> **RAW RECORDS**
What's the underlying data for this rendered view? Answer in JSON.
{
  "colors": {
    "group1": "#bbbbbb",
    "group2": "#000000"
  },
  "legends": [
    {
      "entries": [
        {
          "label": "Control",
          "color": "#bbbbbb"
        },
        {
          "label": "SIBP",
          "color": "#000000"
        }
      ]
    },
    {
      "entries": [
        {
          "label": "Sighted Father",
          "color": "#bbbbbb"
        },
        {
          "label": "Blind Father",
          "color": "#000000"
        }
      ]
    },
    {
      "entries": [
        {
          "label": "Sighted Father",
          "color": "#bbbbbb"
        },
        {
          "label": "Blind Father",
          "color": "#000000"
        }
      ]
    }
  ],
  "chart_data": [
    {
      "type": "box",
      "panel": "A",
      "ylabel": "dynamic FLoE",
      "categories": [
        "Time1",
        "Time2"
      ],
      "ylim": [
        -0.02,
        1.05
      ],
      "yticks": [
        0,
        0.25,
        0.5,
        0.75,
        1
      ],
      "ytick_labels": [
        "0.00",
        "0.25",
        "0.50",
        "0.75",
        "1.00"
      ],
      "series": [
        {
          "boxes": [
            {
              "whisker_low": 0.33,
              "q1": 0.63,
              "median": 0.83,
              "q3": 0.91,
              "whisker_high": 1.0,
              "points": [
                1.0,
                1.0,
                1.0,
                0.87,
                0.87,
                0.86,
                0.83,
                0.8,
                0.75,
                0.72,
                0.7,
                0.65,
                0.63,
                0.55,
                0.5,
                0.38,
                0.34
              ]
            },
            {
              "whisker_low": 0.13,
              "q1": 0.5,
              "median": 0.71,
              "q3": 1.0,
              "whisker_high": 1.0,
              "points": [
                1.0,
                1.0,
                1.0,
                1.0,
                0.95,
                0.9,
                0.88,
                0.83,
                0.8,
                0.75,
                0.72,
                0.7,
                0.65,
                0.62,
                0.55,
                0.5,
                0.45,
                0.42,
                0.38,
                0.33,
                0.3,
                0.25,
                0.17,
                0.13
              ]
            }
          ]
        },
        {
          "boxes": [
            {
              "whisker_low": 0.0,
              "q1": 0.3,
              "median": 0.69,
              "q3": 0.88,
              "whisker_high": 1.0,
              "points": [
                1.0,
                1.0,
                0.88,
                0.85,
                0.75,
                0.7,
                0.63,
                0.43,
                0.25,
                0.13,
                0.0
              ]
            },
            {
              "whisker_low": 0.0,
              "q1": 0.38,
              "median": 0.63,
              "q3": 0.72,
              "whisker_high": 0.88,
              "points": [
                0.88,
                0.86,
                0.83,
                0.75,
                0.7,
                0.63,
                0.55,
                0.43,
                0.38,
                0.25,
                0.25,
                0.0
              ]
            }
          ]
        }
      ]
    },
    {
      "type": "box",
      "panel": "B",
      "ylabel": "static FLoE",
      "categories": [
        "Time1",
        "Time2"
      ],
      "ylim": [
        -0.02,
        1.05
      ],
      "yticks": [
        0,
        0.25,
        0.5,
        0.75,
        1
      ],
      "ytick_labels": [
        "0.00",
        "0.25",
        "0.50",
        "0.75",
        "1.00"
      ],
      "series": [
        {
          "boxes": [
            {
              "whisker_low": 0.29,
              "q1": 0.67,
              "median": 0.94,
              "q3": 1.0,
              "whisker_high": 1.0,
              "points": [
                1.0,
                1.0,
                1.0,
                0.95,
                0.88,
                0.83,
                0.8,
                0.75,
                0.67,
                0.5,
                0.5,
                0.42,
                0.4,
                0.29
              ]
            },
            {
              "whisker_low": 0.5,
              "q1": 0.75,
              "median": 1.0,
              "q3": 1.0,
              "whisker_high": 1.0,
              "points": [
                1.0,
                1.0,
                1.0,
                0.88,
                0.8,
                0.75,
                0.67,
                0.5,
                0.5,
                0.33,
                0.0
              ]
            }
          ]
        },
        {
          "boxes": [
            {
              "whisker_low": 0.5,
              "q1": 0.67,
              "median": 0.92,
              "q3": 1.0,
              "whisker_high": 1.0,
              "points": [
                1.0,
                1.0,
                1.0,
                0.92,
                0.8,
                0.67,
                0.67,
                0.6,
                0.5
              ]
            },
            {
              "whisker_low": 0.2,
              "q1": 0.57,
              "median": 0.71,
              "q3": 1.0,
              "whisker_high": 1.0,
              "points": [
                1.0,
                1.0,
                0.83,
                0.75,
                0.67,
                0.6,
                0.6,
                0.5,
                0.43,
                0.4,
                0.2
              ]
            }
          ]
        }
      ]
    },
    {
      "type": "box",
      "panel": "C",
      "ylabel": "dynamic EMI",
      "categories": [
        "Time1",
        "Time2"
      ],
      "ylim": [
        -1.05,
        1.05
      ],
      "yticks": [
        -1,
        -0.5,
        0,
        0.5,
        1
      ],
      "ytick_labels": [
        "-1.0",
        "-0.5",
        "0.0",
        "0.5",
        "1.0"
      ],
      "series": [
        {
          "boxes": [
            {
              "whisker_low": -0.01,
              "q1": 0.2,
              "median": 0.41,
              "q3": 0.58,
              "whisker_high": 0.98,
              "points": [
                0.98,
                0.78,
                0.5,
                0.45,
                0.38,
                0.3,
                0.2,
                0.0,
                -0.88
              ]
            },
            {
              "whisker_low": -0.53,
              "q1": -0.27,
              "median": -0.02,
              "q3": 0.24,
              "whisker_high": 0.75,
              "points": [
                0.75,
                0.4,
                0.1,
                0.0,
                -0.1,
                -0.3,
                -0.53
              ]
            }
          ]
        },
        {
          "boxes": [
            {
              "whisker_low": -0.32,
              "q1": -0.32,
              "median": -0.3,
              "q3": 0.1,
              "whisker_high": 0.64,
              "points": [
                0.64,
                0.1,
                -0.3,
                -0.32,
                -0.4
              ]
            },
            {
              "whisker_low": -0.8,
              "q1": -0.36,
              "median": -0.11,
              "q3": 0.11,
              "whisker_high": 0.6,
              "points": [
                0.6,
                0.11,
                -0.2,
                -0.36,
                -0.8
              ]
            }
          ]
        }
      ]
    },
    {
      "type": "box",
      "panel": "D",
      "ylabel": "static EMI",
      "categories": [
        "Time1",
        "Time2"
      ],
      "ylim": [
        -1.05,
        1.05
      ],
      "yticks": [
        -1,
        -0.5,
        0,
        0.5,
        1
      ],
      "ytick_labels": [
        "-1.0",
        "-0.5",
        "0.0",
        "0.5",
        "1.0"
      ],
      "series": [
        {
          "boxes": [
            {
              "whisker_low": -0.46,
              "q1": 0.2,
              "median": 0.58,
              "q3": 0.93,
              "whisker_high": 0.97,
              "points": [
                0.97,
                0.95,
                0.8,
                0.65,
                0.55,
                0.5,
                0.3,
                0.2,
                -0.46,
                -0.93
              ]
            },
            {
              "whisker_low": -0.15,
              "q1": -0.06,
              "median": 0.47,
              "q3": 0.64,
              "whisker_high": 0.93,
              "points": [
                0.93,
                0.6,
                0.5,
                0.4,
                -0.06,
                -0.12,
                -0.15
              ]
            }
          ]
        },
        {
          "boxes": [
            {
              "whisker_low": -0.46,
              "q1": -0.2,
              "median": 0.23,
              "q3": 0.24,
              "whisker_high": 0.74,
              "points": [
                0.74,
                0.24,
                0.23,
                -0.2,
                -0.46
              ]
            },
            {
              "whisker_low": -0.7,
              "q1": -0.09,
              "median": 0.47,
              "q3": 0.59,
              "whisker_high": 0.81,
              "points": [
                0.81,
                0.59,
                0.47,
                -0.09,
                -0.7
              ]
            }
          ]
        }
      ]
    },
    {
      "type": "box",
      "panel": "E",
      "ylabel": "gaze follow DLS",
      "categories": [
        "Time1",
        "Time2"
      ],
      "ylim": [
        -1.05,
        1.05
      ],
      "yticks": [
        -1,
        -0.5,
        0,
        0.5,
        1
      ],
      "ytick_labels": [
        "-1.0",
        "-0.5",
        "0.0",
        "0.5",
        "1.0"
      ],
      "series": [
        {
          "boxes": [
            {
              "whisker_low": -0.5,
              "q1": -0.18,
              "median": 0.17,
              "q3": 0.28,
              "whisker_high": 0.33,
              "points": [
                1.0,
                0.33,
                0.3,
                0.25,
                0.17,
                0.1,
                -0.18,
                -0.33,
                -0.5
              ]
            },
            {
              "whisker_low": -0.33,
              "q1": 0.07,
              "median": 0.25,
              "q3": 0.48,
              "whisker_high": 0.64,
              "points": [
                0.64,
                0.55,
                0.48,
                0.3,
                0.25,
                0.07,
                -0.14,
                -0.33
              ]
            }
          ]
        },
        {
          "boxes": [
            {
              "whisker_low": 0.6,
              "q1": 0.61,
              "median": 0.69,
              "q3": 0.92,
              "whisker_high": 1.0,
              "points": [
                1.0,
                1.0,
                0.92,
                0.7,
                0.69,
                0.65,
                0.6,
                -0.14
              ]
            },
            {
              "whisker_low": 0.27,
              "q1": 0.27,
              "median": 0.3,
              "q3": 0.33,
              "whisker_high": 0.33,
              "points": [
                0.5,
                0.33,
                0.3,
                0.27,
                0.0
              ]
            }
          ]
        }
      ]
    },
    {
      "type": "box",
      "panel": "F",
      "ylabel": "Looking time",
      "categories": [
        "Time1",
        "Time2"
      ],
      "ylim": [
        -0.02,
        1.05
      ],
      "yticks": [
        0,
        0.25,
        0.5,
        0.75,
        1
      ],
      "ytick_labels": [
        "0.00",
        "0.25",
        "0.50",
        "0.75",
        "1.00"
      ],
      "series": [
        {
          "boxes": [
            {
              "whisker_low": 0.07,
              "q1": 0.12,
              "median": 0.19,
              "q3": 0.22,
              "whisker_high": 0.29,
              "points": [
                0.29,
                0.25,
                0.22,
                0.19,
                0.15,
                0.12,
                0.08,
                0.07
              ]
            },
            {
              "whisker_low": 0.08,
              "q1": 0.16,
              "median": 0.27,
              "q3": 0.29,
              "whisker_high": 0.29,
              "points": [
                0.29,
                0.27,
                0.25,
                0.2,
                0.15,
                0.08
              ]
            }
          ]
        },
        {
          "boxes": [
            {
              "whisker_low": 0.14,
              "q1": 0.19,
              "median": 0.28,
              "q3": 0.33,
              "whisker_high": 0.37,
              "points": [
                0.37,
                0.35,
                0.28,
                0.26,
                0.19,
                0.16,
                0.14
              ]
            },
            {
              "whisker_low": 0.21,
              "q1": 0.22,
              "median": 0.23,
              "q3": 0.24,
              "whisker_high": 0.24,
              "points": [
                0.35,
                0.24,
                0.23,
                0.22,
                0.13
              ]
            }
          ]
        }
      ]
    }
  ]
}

> **TASK REQUIREMENTS**
Pull out all lines from the entries above in which the word "panel" appears.

> **TASK OUTPUT**
      "panel": "A",
      "panel": "B",
      "panel": "C",
      "panel": "D",
      "panel": "E",
      "panel": "F",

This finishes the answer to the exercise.